WHAT YOU SHOULD DO. Pick out each line below containing "content".
-- begin DATA FOR THIS EXERCISE --
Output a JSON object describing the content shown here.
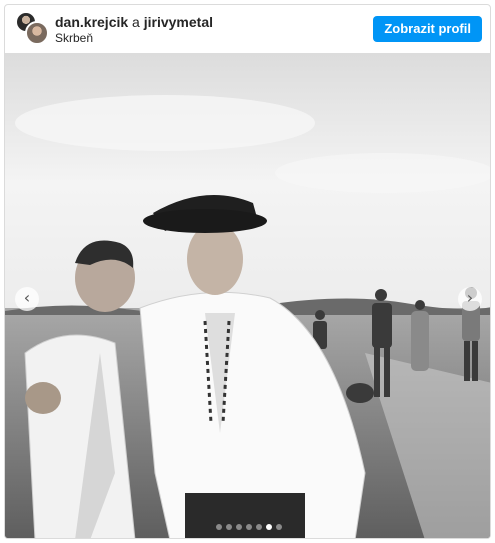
{
  "post": {
    "user1": "dan.krejcik",
    "conjunction": "a",
    "user2": "jirivymetal",
    "location": "Skrbeň",
    "profile_button": "Zobrazit profil"
  },
  "carousel": {
    "prev_icon": "chevron-left-icon",
    "next_icon": "chevron-right-icon",
    "slide_count": 7,
    "active_index": 5
  },
  "colors": {
    "button": "#0095f6",
    "border": "#dbdbdb"
  }
}
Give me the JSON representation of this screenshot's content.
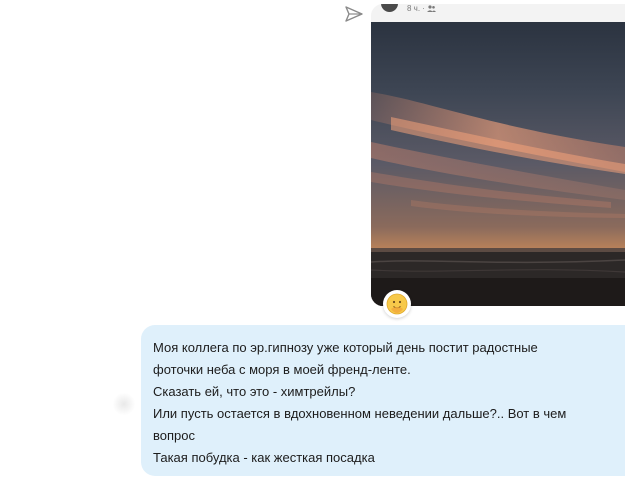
{
  "post": {
    "meta": "8 ч. ·",
    "audience_icon": "friends-icon"
  },
  "actions": {
    "forward_icon": "send-arrow-icon"
  },
  "reaction": {
    "icon": "care-emoji-icon"
  },
  "message": {
    "lines": [
      "Моя коллега по эр.гипнозу уже который день постит радостные",
      "фоточки неба с моря в моей френд-ленте.",
      "Сказать ей, что это - химтрейлы?",
      "Или пусть остается в вдохновенном неведении дальше?.. Вот в чем",
      "вопрос",
      "Такая побудка - как жесткая посадка"
    ]
  },
  "colors": {
    "bubble_bg": "#dff0fb",
    "text": "#1c1c1c",
    "meta_text": "#7a7a7a",
    "card_bg": "#f3f3f3"
  }
}
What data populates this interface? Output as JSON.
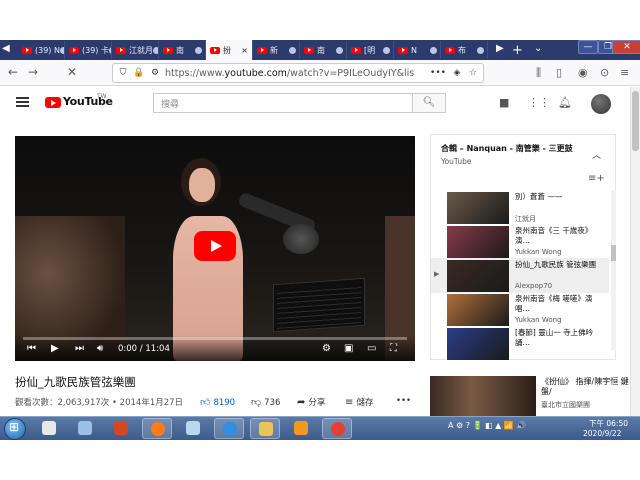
{
  "browser": {
    "tabs": [
      {
        "label": "(39) N",
        "type": "youtube"
      },
      {
        "label": "(39) 卡",
        "type": "youtube"
      },
      {
        "label": "江就月",
        "type": "youtube"
      },
      {
        "label": "南",
        "type": "youtube"
      },
      {
        "label": "扮",
        "type": "youtube",
        "active": true
      },
      {
        "label": "新",
        "type": "youtube"
      },
      {
        "label": "南",
        "type": "youtube"
      },
      {
        "label": "[明",
        "type": "youtube"
      },
      {
        "label": "N",
        "type": "youtube"
      },
      {
        "label": "布",
        "type": "youtube"
      }
    ],
    "tab_close_symbol": "×",
    "new_tab_symbol": "+",
    "tab_list_symbol": "⌄",
    "url": "https://www.youtube.com/watch?v=P9ILeOudyIY&list=RDg",
    "url_domain": "youtube.com",
    "url_prefix": "https://www.",
    "url_suffix": "/watch?v=P9ILeOudyIY&list=RDg",
    "page_actions": "•••"
  },
  "youtube": {
    "logo_text": "YouTube",
    "logo_region": "TW",
    "search_placeholder": "搜尋",
    "video": {
      "title": "扮仙_九歌民族管弦樂團",
      "views": "觀看次數：2,063,917次",
      "date": "• 2014年1月27日",
      "likes": "8190",
      "dislikes": "736",
      "share_label": "分享",
      "save_label": "儲存",
      "more_label": "•••",
      "current_time": "0:00",
      "duration": "11:04",
      "progress": 0.0
    },
    "playlist": {
      "title": "合輯 – Nanquan - 南管樂 - 三更鼓",
      "channel": "YouTube",
      "items": [
        {
          "title": "別）蒼蒼 ——",
          "channel": "江就月",
          "current": false,
          "thumb": "#6b5a4a"
        },
        {
          "title": "泉州南音《三 千歲夜》演…",
          "channel": "Yukkan Wong",
          "current": false,
          "thumb": "#8a3a4a"
        },
        {
          "title": "扮仙_九歌民族 管弦樂團",
          "channel": "Alexpop70",
          "current": true,
          "thumb": "#3a2a22"
        },
        {
          "title": "泉州南音《梅 嗟嗟》演唱…",
          "channel": "Yukkan Wong",
          "current": false,
          "thumb": "#b0703a"
        },
        {
          "title": "[春節] 靈山一 寺上佛吟誦…",
          "channel": "",
          "current": false,
          "thumb": "#2a3e8a"
        }
      ]
    },
    "recommendation": {
      "title": "《扮仙》 指揮/陳宇恒 鍵盤/",
      "subtitle": "臺北市立國樂團 "
    }
  },
  "taskbar": {
    "apps": [
      "windows-media-icon",
      "network-icon",
      "powerpoint-icon",
      "firefox-icon",
      "file-icon",
      "ie-icon",
      "folder-icon",
      "media-player-icon",
      "chrome-icon"
    ],
    "tray_text": "A ⚙ ? 🔋 ◧ ▲ 📶 🔊",
    "time": "下午 06:50",
    "date": "2020/9/22"
  },
  "colors": {
    "youtube_red": "#ff0000",
    "tab_strip": "#2b3b6e",
    "like_blue": "#065fd4"
  }
}
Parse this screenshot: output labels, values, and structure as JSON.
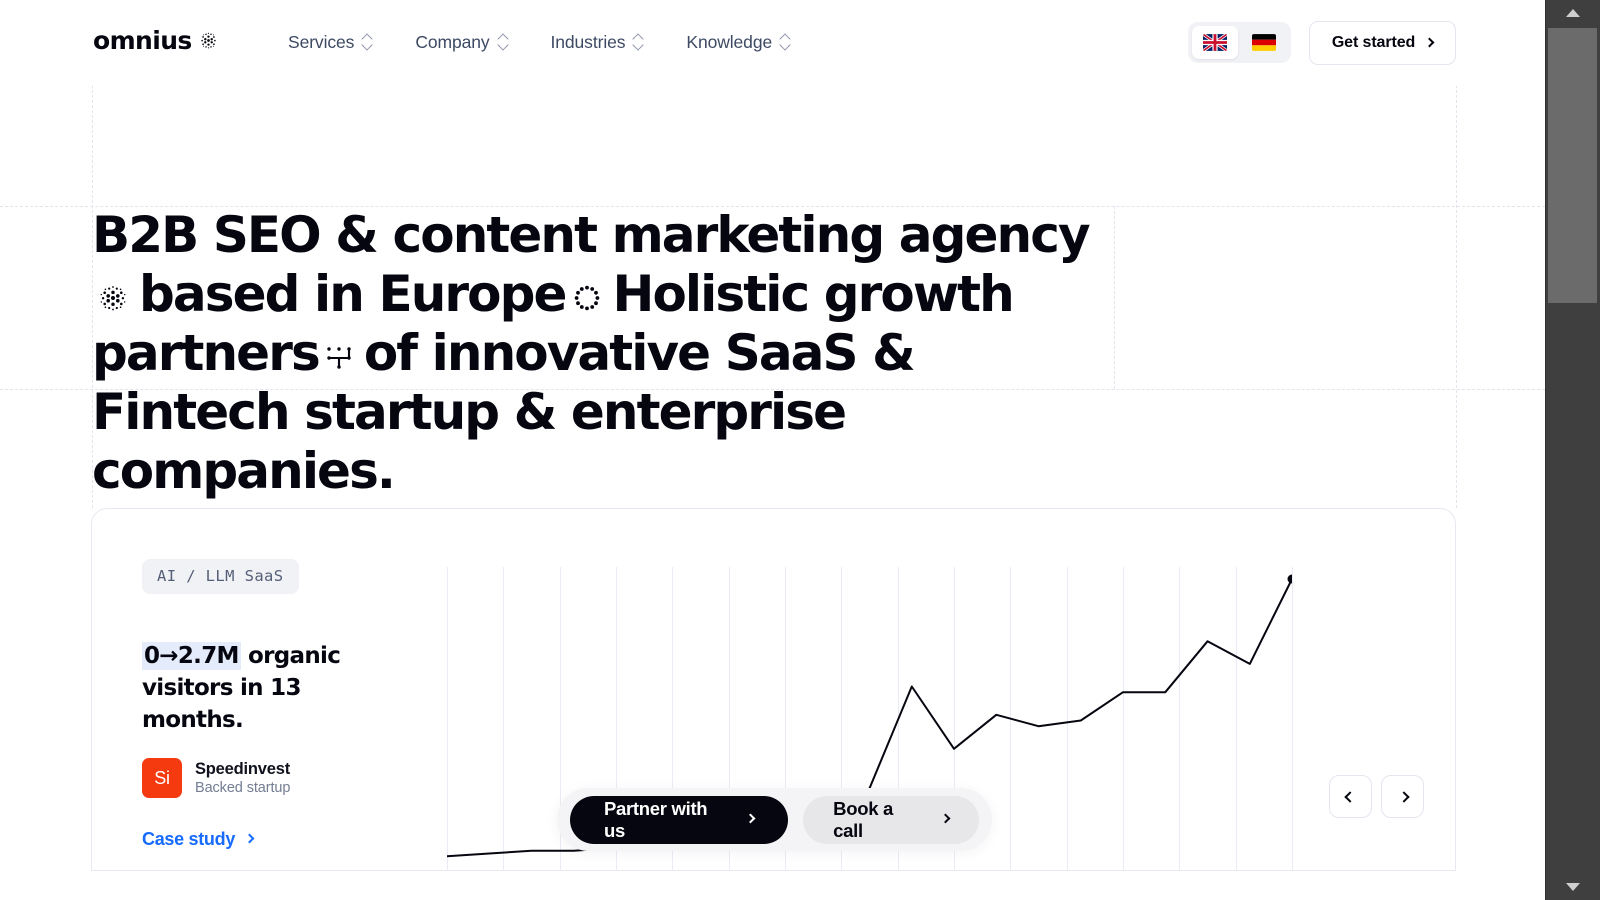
{
  "brand": {
    "logo_text": "omnius",
    "logo_icon": "dot-sphere-icon",
    "accent_blue": "#176bff",
    "investor_color": "#f63a0f",
    "highlight_color": "#e4ebfb"
  },
  "header": {
    "nav": [
      {
        "label": "Services",
        "icon": "chevron-up-down-icon"
      },
      {
        "label": "Company",
        "icon": "chevron-up-down-icon"
      },
      {
        "label": "Industries",
        "icon": "chevron-up-down-icon"
      },
      {
        "label": "Knowledge",
        "icon": "chevron-up-down-icon"
      }
    ],
    "languages": [
      {
        "code": "en",
        "name": "english-flag",
        "selected": true
      },
      {
        "code": "de",
        "name": "german-flag",
        "selected": false
      }
    ],
    "cta": {
      "label": "Get started",
      "icon": "chevron-right-icon"
    }
  },
  "hero": {
    "line1_a": "B2B SEO & content marketing agency",
    "icon1": "dot-sphere-icon",
    "line1_b": "based in",
    "line2_a": "Europe",
    "icon2": "eu-stars-icon",
    "line2_b": "Holistic growth partners",
    "icon3": "dotted-growth-grid-icon",
    "line2_c": "of innovative",
    "line3": "SaaS & Fintech startup & enterprise companies."
  },
  "case_card": {
    "badge": "AI / LLM SaaS",
    "stat_highlight": "0→2.7M",
    "stat_rest": " organic visitors in 13 months.",
    "investor": {
      "logo_initials": "Si",
      "name": "Speedinvest",
      "subtitle": "Backed startup"
    },
    "link": {
      "label": "Case study",
      "icon": "chevron-right-icon"
    }
  },
  "chart_data": {
    "type": "line",
    "title": "Organic visitors growth",
    "xlabel": "",
    "ylabel": "",
    "grid": true,
    "gridline_count": 16,
    "legend": "none",
    "x": [
      0,
      1,
      2,
      3,
      4,
      5,
      6,
      7,
      8,
      9,
      10,
      11,
      12,
      13,
      14,
      15,
      16,
      17,
      18,
      19,
      20
    ],
    "values": [
      2,
      3,
      4,
      4,
      5,
      5,
      6,
      7,
      8,
      10,
      26,
      62,
      40,
      52,
      48,
      50,
      60,
      60,
      78,
      70,
      100
    ],
    "ylim": [
      0,
      100
    ],
    "xlim": [
      0,
      20
    ],
    "end_marker": true,
    "line_color": "#05060f",
    "gridline_color": "#e9ecf5"
  },
  "cta_float": {
    "primary": {
      "label": "Partner with us",
      "icon": "chevron-right-icon"
    },
    "secondary": {
      "label": "Book a call",
      "icon": "chevron-right-icon"
    }
  },
  "carousel": {
    "prev": {
      "name": "previous-slide",
      "icon": "chevron-left-icon"
    },
    "next": {
      "name": "next-slide",
      "icon": "chevron-right-icon"
    }
  },
  "scrollbar": {
    "up_icon": "triangle-up-icon",
    "down_icon": "triangle-down-icon"
  }
}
-- end DATA FOR THIS EXERCISE --
WRITTEN ANSWER.
Output a JSON object describing the content shown here.
Give me the JSON representation of this screenshot's content.
    "line1_a": "B2B SEO & content marketing agency",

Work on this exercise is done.